MATERIAL:
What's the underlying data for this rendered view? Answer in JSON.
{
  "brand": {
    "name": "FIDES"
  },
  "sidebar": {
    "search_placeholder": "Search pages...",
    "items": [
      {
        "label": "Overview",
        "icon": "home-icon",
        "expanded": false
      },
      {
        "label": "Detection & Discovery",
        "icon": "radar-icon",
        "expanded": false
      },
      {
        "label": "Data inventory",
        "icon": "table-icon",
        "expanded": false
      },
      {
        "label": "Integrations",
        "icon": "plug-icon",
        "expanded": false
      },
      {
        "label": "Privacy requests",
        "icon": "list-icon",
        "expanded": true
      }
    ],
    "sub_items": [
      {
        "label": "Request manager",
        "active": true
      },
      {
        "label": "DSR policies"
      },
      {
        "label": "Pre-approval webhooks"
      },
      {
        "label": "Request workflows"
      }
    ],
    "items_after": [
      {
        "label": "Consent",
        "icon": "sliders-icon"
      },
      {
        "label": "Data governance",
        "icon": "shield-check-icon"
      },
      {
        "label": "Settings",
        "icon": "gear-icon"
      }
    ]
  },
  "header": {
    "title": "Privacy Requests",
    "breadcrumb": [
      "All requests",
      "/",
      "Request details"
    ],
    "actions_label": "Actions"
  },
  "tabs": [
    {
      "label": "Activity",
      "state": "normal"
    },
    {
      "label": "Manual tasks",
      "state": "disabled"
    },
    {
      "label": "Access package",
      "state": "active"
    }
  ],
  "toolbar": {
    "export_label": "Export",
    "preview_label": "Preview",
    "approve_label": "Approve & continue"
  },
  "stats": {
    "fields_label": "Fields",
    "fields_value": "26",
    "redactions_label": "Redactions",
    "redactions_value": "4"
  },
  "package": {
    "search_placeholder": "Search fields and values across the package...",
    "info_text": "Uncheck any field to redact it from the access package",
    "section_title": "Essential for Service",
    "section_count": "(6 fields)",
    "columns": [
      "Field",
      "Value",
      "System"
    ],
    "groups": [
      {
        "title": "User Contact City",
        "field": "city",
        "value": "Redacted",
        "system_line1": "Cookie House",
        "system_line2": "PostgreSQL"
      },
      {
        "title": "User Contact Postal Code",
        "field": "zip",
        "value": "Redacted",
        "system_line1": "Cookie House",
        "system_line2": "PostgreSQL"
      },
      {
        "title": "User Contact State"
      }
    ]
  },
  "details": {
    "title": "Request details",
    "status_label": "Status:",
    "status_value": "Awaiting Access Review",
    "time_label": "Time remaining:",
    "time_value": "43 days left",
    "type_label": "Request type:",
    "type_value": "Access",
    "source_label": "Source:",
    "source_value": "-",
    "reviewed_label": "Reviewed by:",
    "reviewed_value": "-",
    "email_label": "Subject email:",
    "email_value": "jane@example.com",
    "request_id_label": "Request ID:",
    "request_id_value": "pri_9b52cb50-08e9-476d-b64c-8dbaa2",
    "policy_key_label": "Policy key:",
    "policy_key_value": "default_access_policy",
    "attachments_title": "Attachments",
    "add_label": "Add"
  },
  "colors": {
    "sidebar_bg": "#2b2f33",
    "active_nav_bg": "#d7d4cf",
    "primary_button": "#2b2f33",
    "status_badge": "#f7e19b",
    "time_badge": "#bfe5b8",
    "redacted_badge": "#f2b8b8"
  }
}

WHAT TO WORK ON: Go through the lines above. Select every one that has the string "Contact".

WRITTEN ANSWER:
        "title": "User Contact City",
        "title": "User Contact Postal Code",
        "title": "User Contact State"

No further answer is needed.